Task to complete: In the entries below, find every line holding the string "correction" and collect it.

— Begin Input data —

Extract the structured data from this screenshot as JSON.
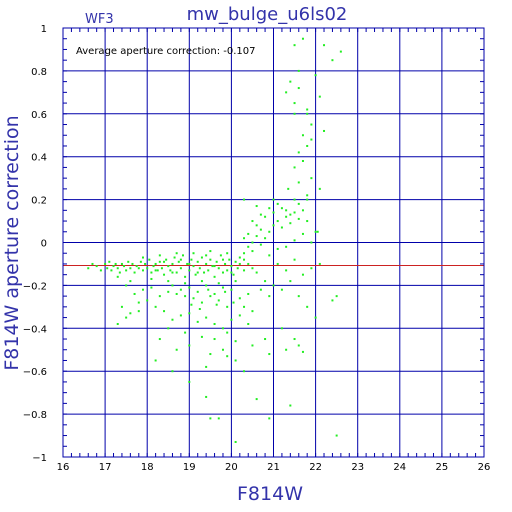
{
  "colors": {
    "background": "#ffffff",
    "frame": "#0000aa",
    "grid": "#0000aa",
    "points": "#22ee22",
    "average_line": "#cc2222",
    "text": "#3333aa",
    "tick_text": "#000000"
  },
  "chart_data": {
    "type": "scatter",
    "title": "mw_bulge_u6ls02",
    "panel_label": "WF3",
    "xlabel": "F814W",
    "ylabel": "F814W aperture correction",
    "annotation": "Average aperture correction: -0.107",
    "average_value": -0.107,
    "xlim": [
      16,
      26
    ],
    "ylim": [
      -1,
      1
    ],
    "x_ticks": [
      16,
      17,
      18,
      19,
      20,
      21,
      22,
      23,
      24,
      25,
      26
    ],
    "y_ticks": [
      -1,
      -0.8,
      -0.6,
      -0.4,
      -0.2,
      0,
      0.2,
      0.4,
      0.6,
      0.8,
      1
    ],
    "x_tick_labels": [
      "16",
      "17",
      "18",
      "19",
      "20",
      "21",
      "22",
      "23",
      "24",
      "25",
      "26"
    ],
    "y_tick_labels": [
      "−1",
      "−0.8",
      "−0.6",
      "−0.4",
      "−0.2",
      "0",
      "0.2",
      "0.4",
      "0.6",
      "0.8",
      "1"
    ],
    "grid": true,
    "series": [
      {
        "points": [
          [
            16.6,
            -0.12
          ],
          [
            16.7,
            -0.1
          ],
          [
            16.8,
            -0.11
          ],
          [
            16.9,
            -0.13
          ],
          [
            17.0,
            -0.1
          ],
          [
            17.05,
            -0.12
          ],
          [
            17.1,
            -0.09
          ],
          [
            17.15,
            -0.13
          ],
          [
            17.2,
            -0.11
          ],
          [
            17.25,
            -0.1
          ],
          [
            17.3,
            -0.12
          ],
          [
            17.35,
            -0.14
          ],
          [
            17.4,
            -0.1
          ],
          [
            17.45,
            -0.11
          ],
          [
            17.5,
            -0.13
          ],
          [
            17.55,
            -0.09
          ],
          [
            17.6,
            -0.12
          ],
          [
            17.65,
            -0.1
          ],
          [
            17.7,
            -0.14
          ],
          [
            17.75,
            -0.11
          ],
          [
            17.8,
            -0.12
          ],
          [
            17.85,
            -0.09
          ],
          [
            17.9,
            -0.13
          ],
          [
            17.95,
            -0.1
          ],
          [
            18.0,
            -0.12
          ],
          [
            18.05,
            -0.08
          ],
          [
            18.1,
            -0.14
          ],
          [
            18.15,
            -0.11
          ],
          [
            18.2,
            -0.1
          ],
          [
            18.25,
            -0.13
          ],
          [
            18.3,
            -0.09
          ],
          [
            18.35,
            -0.12
          ],
          [
            18.4,
            -0.15
          ],
          [
            18.45,
            -0.08
          ],
          [
            18.5,
            -0.11
          ],
          [
            18.55,
            -0.13
          ],
          [
            18.6,
            -0.1
          ],
          [
            18.65,
            -0.07
          ],
          [
            18.7,
            -0.14
          ],
          [
            18.75,
            -0.09
          ],
          [
            18.8,
            -0.12
          ],
          [
            18.85,
            -0.06
          ],
          [
            18.9,
            -0.16
          ],
          [
            18.95,
            -0.1
          ],
          [
            19.0,
            -0.13
          ],
          [
            19.05,
            -0.08
          ],
          [
            19.1,
            -0.11
          ],
          [
            19.15,
            -0.15
          ],
          [
            19.2,
            -0.09
          ],
          [
            19.25,
            -0.12
          ],
          [
            19.3,
            -0.07
          ],
          [
            19.35,
            -0.14
          ],
          [
            19.4,
            -0.1
          ],
          [
            19.45,
            -0.13
          ],
          [
            19.5,
            -0.08
          ],
          [
            19.55,
            -0.11
          ],
          [
            19.6,
            -0.16
          ],
          [
            19.65,
            -0.09
          ],
          [
            19.7,
            -0.12
          ],
          [
            19.75,
            -0.06
          ],
          [
            19.8,
            -0.14
          ],
          [
            19.85,
            -0.1
          ],
          [
            19.9,
            -0.13
          ],
          [
            19.95,
            -0.08
          ],
          [
            20.0,
            -0.11
          ],
          [
            20.05,
            -0.15
          ],
          [
            20.1,
            -0.09
          ],
          [
            20.15,
            -0.12
          ],
          [
            20.2,
            -0.07
          ],
          [
            20.3,
            -0.13
          ],
          [
            20.4,
            -0.1
          ],
          [
            20.5,
            -0.12
          ],
          [
            17.3,
            -0.16
          ],
          [
            17.6,
            -0.18
          ],
          [
            17.9,
            -0.07
          ],
          [
            18.1,
            -0.17
          ],
          [
            18.3,
            -0.06
          ],
          [
            18.5,
            -0.18
          ],
          [
            18.7,
            -0.05
          ],
          [
            18.9,
            -0.19
          ],
          [
            19.1,
            -0.05
          ],
          [
            19.3,
            -0.18
          ],
          [
            19.5,
            -0.04
          ],
          [
            19.7,
            -0.19
          ],
          [
            19.9,
            -0.05
          ],
          [
            20.1,
            -0.18
          ],
          [
            18.2,
            -0.13
          ],
          [
            18.6,
            -0.14
          ],
          [
            18.8,
            -0.08
          ],
          [
            19.0,
            -0.1
          ],
          [
            19.2,
            -0.14
          ],
          [
            19.4,
            -0.06
          ],
          [
            19.6,
            -0.11
          ],
          [
            19.8,
            -0.08
          ],
          [
            20.0,
            -0.14
          ],
          [
            18.4,
            -0.09
          ],
          [
            18.6,
            -0.2
          ],
          [
            18.8,
            -0.22
          ],
          [
            19.0,
            -0.21
          ],
          [
            19.2,
            -0.23
          ],
          [
            19.4,
            -0.2
          ],
          [
            19.6,
            -0.24
          ],
          [
            19.8,
            -0.21
          ],
          [
            20.0,
            -0.22
          ],
          [
            18.9,
            -0.25
          ],
          [
            19.1,
            -0.26
          ],
          [
            19.3,
            -0.28
          ],
          [
            19.5,
            -0.25
          ],
          [
            19.7,
            -0.27
          ],
          [
            19.9,
            -0.3
          ],
          [
            20.2,
            -0.26
          ],
          [
            20.4,
            -0.24
          ],
          [
            18.7,
            -0.24
          ],
          [
            19.05,
            -0.29
          ],
          [
            19.25,
            -0.31
          ],
          [
            19.45,
            -0.22
          ],
          [
            19.65,
            -0.29
          ],
          [
            19.85,
            -0.23
          ],
          [
            20.05,
            -0.28
          ],
          [
            18.5,
            -0.23
          ],
          [
            17.5,
            -0.2
          ],
          [
            17.7,
            -0.24
          ],
          [
            17.9,
            -0.22
          ],
          [
            18.1,
            -0.21
          ],
          [
            18.3,
            -0.25
          ],
          [
            17.4,
            -0.3
          ],
          [
            17.6,
            -0.33
          ],
          [
            17.8,
            -0.28
          ],
          [
            17.3,
            -0.38
          ],
          [
            17.5,
            -0.35
          ],
          [
            17.8,
            -0.32
          ],
          [
            18.0,
            -0.27
          ],
          [
            18.2,
            -0.3
          ],
          [
            18.4,
            -0.32
          ],
          [
            18.6,
            -0.36
          ],
          [
            18.8,
            -0.34
          ],
          [
            19.0,
            -0.33
          ],
          [
            19.2,
            -0.37
          ],
          [
            19.4,
            -0.35
          ],
          [
            19.6,
            -0.38
          ],
          [
            19.8,
            -0.4
          ],
          [
            20.0,
            -0.36
          ],
          [
            20.2,
            -0.34
          ],
          [
            20.4,
            -0.38
          ],
          [
            18.5,
            -0.4
          ],
          [
            18.9,
            -0.42
          ],
          [
            19.3,
            -0.44
          ],
          [
            19.6,
            -0.45
          ],
          [
            19.9,
            -0.42
          ],
          [
            20.1,
            -0.46
          ],
          [
            20.3,
            -0.3
          ],
          [
            20.5,
            -0.32
          ],
          [
            18.3,
            -0.45
          ],
          [
            18.7,
            -0.5
          ],
          [
            19.0,
            -0.48
          ],
          [
            19.5,
            -0.52
          ],
          [
            19.8,
            -0.5
          ],
          [
            20.1,
            -0.55
          ],
          [
            20.5,
            -0.48
          ],
          [
            20.8,
            -0.45
          ],
          [
            18.2,
            -0.55
          ],
          [
            18.6,
            -0.6
          ],
          [
            19.4,
            -0.58
          ],
          [
            19.9,
            -0.53
          ],
          [
            20.3,
            -0.6
          ],
          [
            20.9,
            -0.52
          ],
          [
            21.3,
            -0.5
          ],
          [
            21.6,
            -0.48
          ],
          [
            19.0,
            -0.65
          ],
          [
            19.4,
            -0.72
          ],
          [
            19.7,
            -0.82
          ],
          [
            19.5,
            -0.82
          ],
          [
            20.1,
            -0.93
          ],
          [
            20.6,
            -0.73
          ],
          [
            20.9,
            -0.82
          ],
          [
            21.4,
            -0.76
          ],
          [
            22.5,
            -0.9
          ],
          [
            22.5,
            -0.25
          ],
          [
            22.4,
            -0.27
          ],
          [
            21.8,
            -0.3
          ],
          [
            22.0,
            -0.35
          ],
          [
            21.5,
            -0.45
          ],
          [
            21.7,
            -0.51
          ],
          [
            21.2,
            -0.4
          ],
          [
            20.2,
            -0.1
          ],
          [
            20.3,
            -0.05
          ],
          [
            20.4,
            -0.02
          ],
          [
            20.5,
            0.0
          ],
          [
            20.6,
            0.03
          ],
          [
            20.7,
            0.06
          ],
          [
            20.8,
            0.02
          ],
          [
            20.9,
            0.05
          ],
          [
            21.0,
            0.08
          ],
          [
            21.1,
            0.1
          ],
          [
            21.2,
            0.07
          ],
          [
            21.3,
            0.12
          ],
          [
            21.4,
            0.09
          ],
          [
            21.5,
            0.14
          ],
          [
            21.6,
            0.11
          ],
          [
            21.7,
            0.15
          ],
          [
            20.3,
            -0.08
          ],
          [
            20.5,
            -0.04
          ],
          [
            20.7,
            -0.01
          ],
          [
            20.9,
            -0.06
          ],
          [
            21.1,
            -0.03
          ],
          [
            21.3,
            -0.02
          ],
          [
            21.5,
            0.01
          ],
          [
            21.7,
            0.04
          ],
          [
            20.4,
            0.04
          ],
          [
            20.6,
            0.08
          ],
          [
            20.8,
            0.12
          ],
          [
            21.0,
            0.14
          ],
          [
            21.2,
            0.16
          ],
          [
            21.4,
            0.13
          ],
          [
            21.6,
            0.18
          ],
          [
            21.8,
            0.2
          ],
          [
            20.3,
            0.02
          ],
          [
            20.5,
            0.1
          ],
          [
            20.7,
            0.13
          ],
          [
            20.9,
            0.16
          ],
          [
            21.1,
            0.18
          ],
          [
            21.3,
            0.15
          ],
          [
            21.5,
            0.2
          ],
          [
            21.8,
            0.1
          ],
          [
            20.3,
            0.2
          ],
          [
            20.6,
            0.17
          ],
          [
            21.0,
            0.2
          ],
          [
            21.35,
            0.25
          ],
          [
            21.6,
            0.28
          ],
          [
            21.8,
            0.22
          ],
          [
            21.9,
            0.3
          ],
          [
            22.1,
            0.25
          ],
          [
            21.1,
            -0.1
          ],
          [
            21.3,
            -0.13
          ],
          [
            21.5,
            -0.08
          ],
          [
            21.7,
            -0.15
          ],
          [
            21.9,
            -0.12
          ],
          [
            22.1,
            -0.1
          ],
          [
            22.0,
            0.05
          ],
          [
            21.9,
            0.0
          ],
          [
            20.6,
            -0.14
          ],
          [
            20.8,
            -0.18
          ],
          [
            21.0,
            -0.2
          ],
          [
            21.2,
            -0.22
          ],
          [
            21.4,
            -0.18
          ],
          [
            21.6,
            -0.25
          ],
          [
            20.7,
            -0.22
          ],
          [
            20.9,
            -0.25
          ],
          [
            21.5,
            0.35
          ],
          [
            21.7,
            0.38
          ],
          [
            21.6,
            0.42
          ],
          [
            21.8,
            0.45
          ],
          [
            21.7,
            0.5
          ],
          [
            21.9,
            0.55
          ],
          [
            21.8,
            0.6
          ],
          [
            21.5,
            0.65
          ],
          [
            21.6,
            0.72
          ],
          [
            21.3,
            0.7
          ],
          [
            21.6,
            0.8
          ],
          [
            21.8,
            0.62
          ],
          [
            21.9,
            0.48
          ],
          [
            21.5,
            0.6
          ],
          [
            21.4,
            0.75
          ],
          [
            21.7,
            0.95
          ],
          [
            22.0,
            0.78
          ],
          [
            22.1,
            0.68
          ],
          [
            22.2,
            0.52
          ],
          [
            22.4,
            0.85
          ],
          [
            22.2,
            0.92
          ],
          [
            22.6,
            0.89
          ],
          [
            21.5,
            0.92
          ],
          [
            22.05,
            0.05
          ]
        ]
      }
    ]
  }
}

— End Input data —

Task solution:
    "ylabel": "F814W aperture correction",
    "annotation": "Average aperture correction: -0.107",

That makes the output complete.